What to do >> Pictures don't belong in the copy; print all the records exactly.

Rows from a dataset
** start **

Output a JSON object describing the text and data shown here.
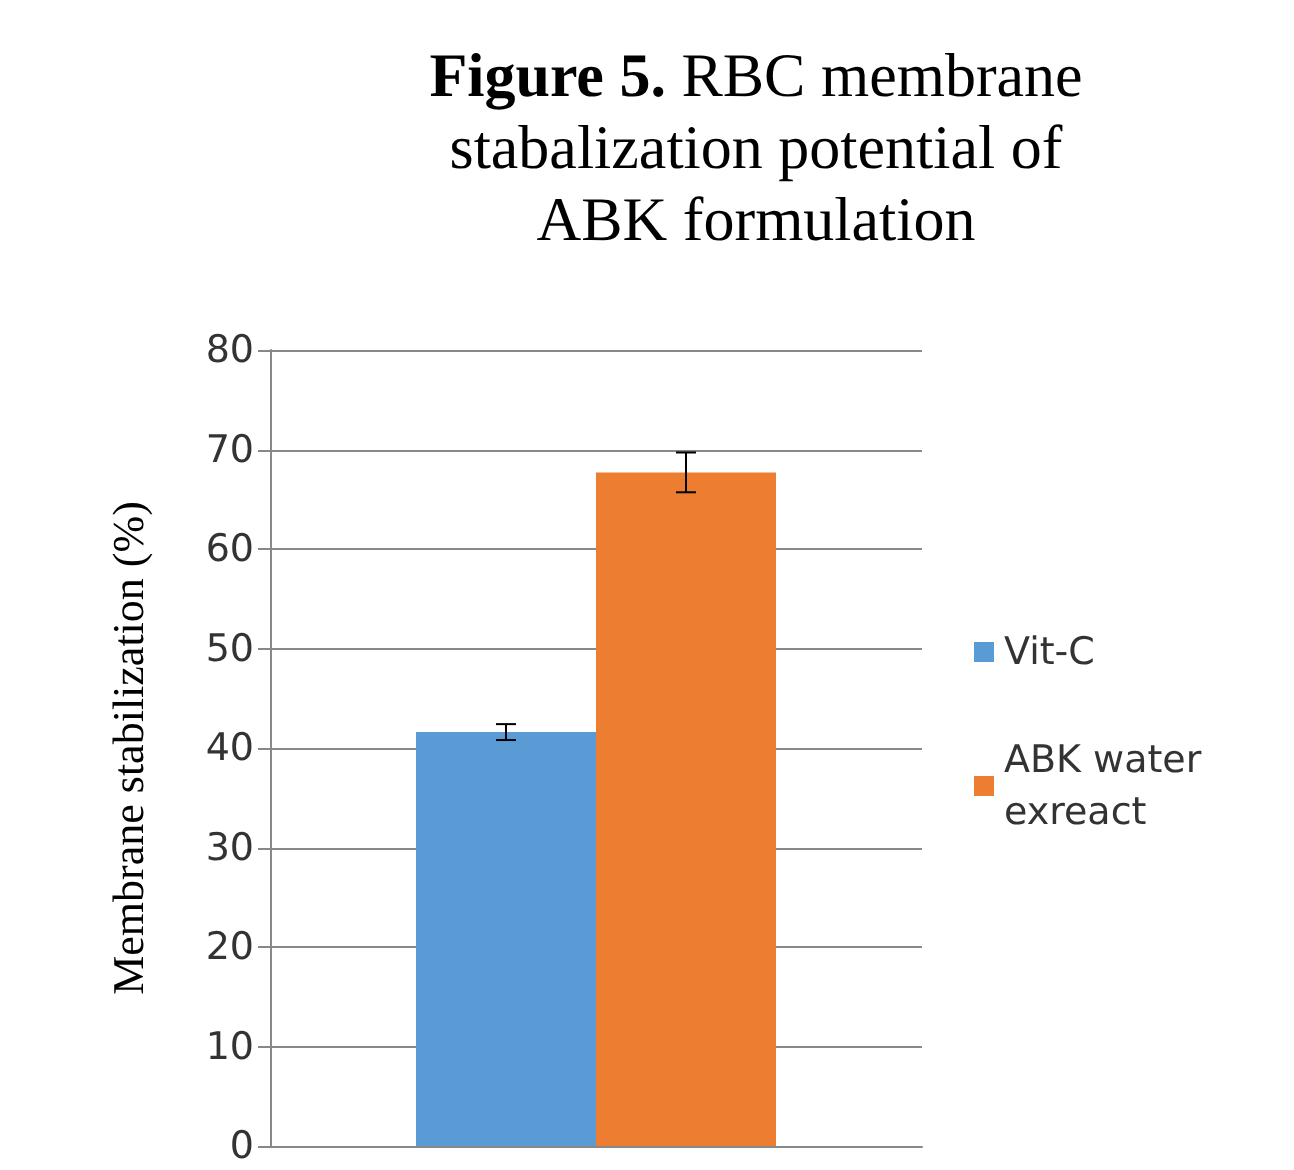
{
  "chart_data": {
    "type": "bar",
    "title": "Figure 5. RBC membrane stabalization potential of ABK formulation",
    "ylabel": "Membrane stabilization (%)",
    "categories": [
      null
    ],
    "series": [
      {
        "name": "Vit-C",
        "color": "#5b9bd5",
        "values": [
          41.6
        ],
        "errors": [
          0.8
        ]
      },
      {
        "name": "ABK water exreact",
        "color": "#ed7d31",
        "values": [
          67.7
        ],
        "errors": [
          2
        ]
      }
    ],
    "ylim": [
      0,
      80
    ],
    "yticks": [
      0,
      10,
      20,
      30,
      40,
      50,
      60,
      70,
      80
    ],
    "grid": "y",
    "legend": "right"
  }
}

** end **

Full response >>
Output a JSON object describing the text and data shown here.
{
  "chart_data": {
    "type": "bar",
    "title": "Figure 5. RBC membrane stabalization potential of ABK formulation",
    "ylabel": "Membrane stabilization (%)",
    "categories": [
      null
    ],
    "series": [
      {
        "name": "Vit-C",
        "color": "#5b9bd5",
        "values": [
          41.6
        ],
        "errors": [
          0.8
        ]
      },
      {
        "name": "ABK water exreact",
        "color": "#ed7d31",
        "values": [
          67.7
        ],
        "errors": [
          2
        ]
      }
    ],
    "ylim": [
      0,
      80
    ],
    "yticks": [
      0,
      10,
      20,
      30,
      40,
      50,
      60,
      70,
      80
    ],
    "grid": "y",
    "legend": "right"
  }
}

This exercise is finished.